--- start ---

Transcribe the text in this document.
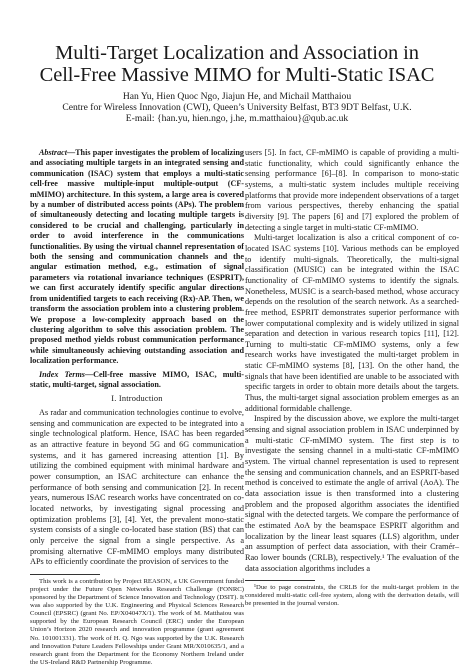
Multi-Target Localization and Association in
Cell-Free Massive MIMO for Multi-Static ISAC
Han Yu, Hien Quoc Ngo, Jiajun He, and Michail Matthaiou
Centre for Wireless Innovation (CWI), Queen’s University Belfast, BT3 9DT Belfast, U.K.
E-mail: {han.yu, hien.ngo, j.he, m.matthaiou}@qub.ac.uk

Abstract—This paper investigates the problem of localizing and associating multiple targets in an integrated sensing and communication (ISAC) system that employs a multi-static cell-free massive multiple-input multiple-output (CF-mMIMO) architecture. In this system, a large area is covered by a number of distributed access points (APs). The problem of simultaneously detecting and locating multiple targets is considered to be crucial and challenging, particularly in order to avoid interference in the communications functionalities. By using the virtual channel representation of both the sensing and communication channels and the angular estimation method, e.g., estimation of signal parameters via rotational invariance techniques (ESPRIT), we can first accurately identify specific angular directions from unidentified targets to each receiving (Rx)-AP. Then, we transform the association problem into a clustering problem. We propose a low-complexity approach based on the clustering algorithm to solve this association problem. The proposed method yields robust communication performance while simultaneously achieving outstanding association and localization performance.

Index Terms—Cell-free massive MIMO, ISAC, multi-static, multi-target, signal association.

I. Introduction

As radar and communication technologies continue to evolve, sensing and communication are expected to be integrated into a single technological platform. Hence, ISAC has been regarded as an attractive feature in beyond 5G and 6G communication systems, and it has garnered increasing attention [1]. By utilizing the combined equipment with minimal hardware and power consumption, an ISAC architecture can enhance the performance of both sensing and communication [2]. In recent years, numerous ISAC research works have concentrated on co-located networks, by investigating signal processing and optimization problems [3], [4]. Yet, the prevalent mono-static system consists of a single co-located base station (BS) that can only perceive the signal from a single perspective. As a promising alternative CF-mMIMO employs many distributed APs to efficiently coordinate the provision of services to the

This work is a contribution by Project REASON, a UK Government funded project under the Future Open Networks Research Challenge (FONRC) sponsored by the Department of Science Innovation and Technology (DSIT). It was also supported by the U.K. Engineering and Physical Sciences Research Council (EPSRC) (grant No. EP/X04047X/1). The work of M. Matthaiou was supported by the European Research Council (ERC) under the European Union’s Horizon 2020 research and innovation programme (grant agreement No. 101001331). The work of H. Q. Ngo was supported by the U.K. Research and Innovation Future Leaders Fellowships under Grant MR/X010635/1, and a research grant from the Department for the Economy Northern Ireland under the US-Ireland R&D Partnership Programme.

users [5]. In fact, CF-mMIMO is capable of providing a multi-static functionality, which could significantly enhance the sensing performance [6]–[8]. In comparison to mono-static systems, a multi-static system includes multiple receiving platforms that provide more independent observations of a target from various perspectives, thereby enhancing the spatial diversity [9]. The papers [6] and [7] explored the problem of detecting a single target in multi-static CF-mMIMO.

Multi-target localization is also a critical component of co-located ISAC systems [10]. Various methods can be employed to identify multi-signals. Theoretically, the multi-signal classification (MUSIC) can be integrated within the ISAC functionality of CF-mMIMO systems to identify the signals. Nonetheless, MUSIC is a search-based method, whose accuracy depends on the resolution of the search network. As a searched-free method, ESPRIT demonstrates superior performance with lower computational complexity and is widely utilized in signal separation and detection in various research topics [11], [12]. Turning to multi-static CF-mMIMO systems, only a few research works have investigated the multi-target problem in static CF-mMIMO systems [8], [13]. On the other hand, the signals that have been identified are unable to be associated with specific targets in order to obtain more details about the targets. Thus, the multi-target signal association problem emerges as an additional formidable challenge.

Inspired by the discussion above, we explore the multi-target sensing and signal association problem in ISAC underpinned by a multi-static CF-mMIMO system. The first step is to investigate the sensing channel in a multi-static CF-mMIMO system. The virtual channel representation is used to represent the sensing and communication channels, and an ESPRIT-based method is conceived to estimate the angle of arrival (AoA). The data association issue is then transformed into a clustering problem and the proposed algorithm associates the identified signal with the detected targets. We compare the performance of the estimated AoA by the beamspace ESPRIT algorithm and localization by the linear least squares (LLS) algorithm, under an assumption of perfect data association, with their Cramér–Rao lower bounds (CRLB), respectively.¹ The evaluation of the data association algorithms includes a

¹Due to page constraints, the CRLB for the multi-target problem in the considered multi-static cell-free system, along with the derivation details, will be presented in the journal version.
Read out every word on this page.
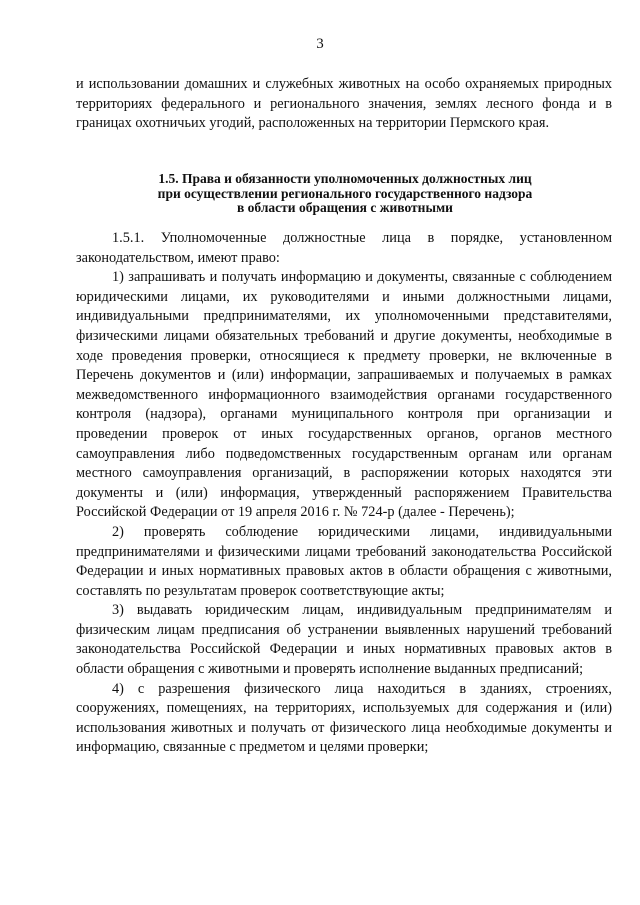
3

и использовании домашних и служебных животных на особо охраняемых природных территориях федерального и регионального значения, землях лесного фонда и в границах охотничьих угодий, расположенных на территории Пермского края.

1.5. Права и обязанности уполномоченных должностных лиц
при осуществлении регионального государственного надзора
в области обращения с животными

1.5.1. Уполномоченные должностные лица в порядке, установленном законодательством, имеют право:

1) запрашивать и получать информацию и документы, связанные с соблюдением юридическими лицами, их руководителями и иными должностными лицами, индивидуальными предпринимателями, их уполномоченными представителями, физическими лицами обязательных требований и другие документы, необходимые в ходе проведения проверки, относящиеся к предмету проверки, не включенные в Перечень документов и (или) информации, запрашиваемых и получаемых в рамках межведомственного информационного взаимодействия органами государственного контроля (надзора), органами муниципального контроля при организации и проведении проверок от иных государственных органов, органов местного самоуправления либо подведомственных государственным органам или органам местного самоуправления организаций, в распоряжении которых находятся эти документы и (или) информация, утвержденный распоряжением Правительства Российской Федерации от 19 апреля 2016 г. № 724-р (далее - Перечень);

2) проверять соблюдение юридическими лицами, индивидуальными предпринимателями и физическими лицами требований законодательства Российской Федерации и иных нормативных правовых актов в области обращения с животными, составлять по результатам проверок соответствующие акты;

3) выдавать юридическим лицам, индивидуальным предпринимателям и физическим лицам предписания об устранении выявленных нарушений требований законодательства Российской Федерации и иных нормативных правовых актов в области обращения с животными и проверять исполнение выданных предписаний;

4) с разрешения физического лица находиться в зданиях, строениях, сооружениях, помещениях, на территориях, используемых для содержания и (или) использования животных и получать от физического лица необходимые документы и информацию, связанные с предметом и целями проверки;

--- end ---

#### To do
From the listing above, pick out every line containing "Федерации".

#### Result for this exercise
1) запрашивать и получать информацию и документы, связанные с соблюдением юридическими лицами, их руководителями и иными должностными лицами, индивидуальными предпринимателями, их уполномоченными представителями, физическими лицами обязательных требований и другие документы, необходимые в ходе проведения проверки, относящиеся к предмету проверки, не включенные в Перечень документов и (или) информации, запрашиваемых и получаемых в рамках межведомственного информационного взаимодействия органами государственного контроля (надзора), органами муниципального контроля при организации и проведении проверок от иных государственных органов, органов местного самоуправления либо подведомственных государственным органам или органам местного самоуправления организаций, в распоряжении которых находятся эти документы и (или) информация, утвержденный распоряжением Правительства Российской Федерации от 19 апреля 2016 г. № 724-р (далее - Перечень);
2) проверять соблюдение юридическими лицами, индивидуальными предпринимателями и физическими лицами требований законодательства Российской Федерации и иных нормативных правовых актов в области обращения с животными, составлять по результатам проверок соответствующие акты;
3) выдавать юридическим лицам, индивидуальным предпринимателям и физическим лицам предписания об устранении выявленных нарушений требований законодательства Российской Федерации и иных нормативных правовых актов в области обращения с животными и проверять исполнение выданных предписаний;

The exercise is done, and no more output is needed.